Excerpts from a layout annotation set
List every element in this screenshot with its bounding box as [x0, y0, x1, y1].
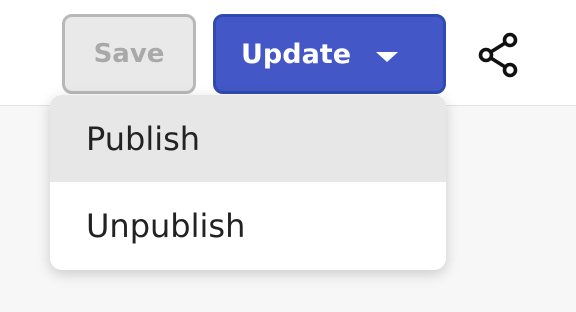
share-icon[interactable] — [474, 30, 522, 80]
menu-item-label: Unpublish — [86, 206, 246, 245]
update-dropdown-button[interactable]: Update — [213, 14, 446, 94]
caret-down-icon — [376, 52, 398, 62]
toolbar: Save Update — [0, 0, 576, 106]
save-button-label: Save — [93, 39, 165, 69]
menu-item-publish[interactable]: Publish — [50, 95, 446, 182]
update-button-label: Update — [241, 38, 352, 70]
update-dropdown-menu: Publish Unpublish — [50, 95, 446, 270]
menu-item-unpublish[interactable]: Unpublish — [50, 182, 446, 269]
save-button[interactable]: Save — [62, 14, 196, 94]
menu-item-label: Publish — [86, 119, 201, 158]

▸ **GOAL OF THE EXERCISE**:
Can you return every line of the records above word for word, leaving out the picture?

▸ **ANSWER TO THE EXERCISE**:
List every element in this screenshot with its bounding box as [x0, y0, x1, y1].
share-icon[interactable] — [474, 30, 522, 80]
menu-item-label: Unpublish — [86, 206, 246, 245]
update-dropdown-button[interactable]: Update — [213, 14, 446, 94]
caret-down-icon — [376, 52, 398, 62]
toolbar: Save Update — [0, 0, 576, 106]
save-button-label: Save — [93, 39, 165, 69]
menu-item-publish[interactable]: Publish — [50, 95, 446, 182]
update-button-label: Update — [241, 38, 352, 70]
update-dropdown-menu: Publish Unpublish — [50, 95, 446, 270]
menu-item-unpublish[interactable]: Unpublish — [50, 182, 446, 269]
save-button[interactable]: Save — [62, 14, 196, 94]
menu-item-label: Publish — [86, 119, 201, 158]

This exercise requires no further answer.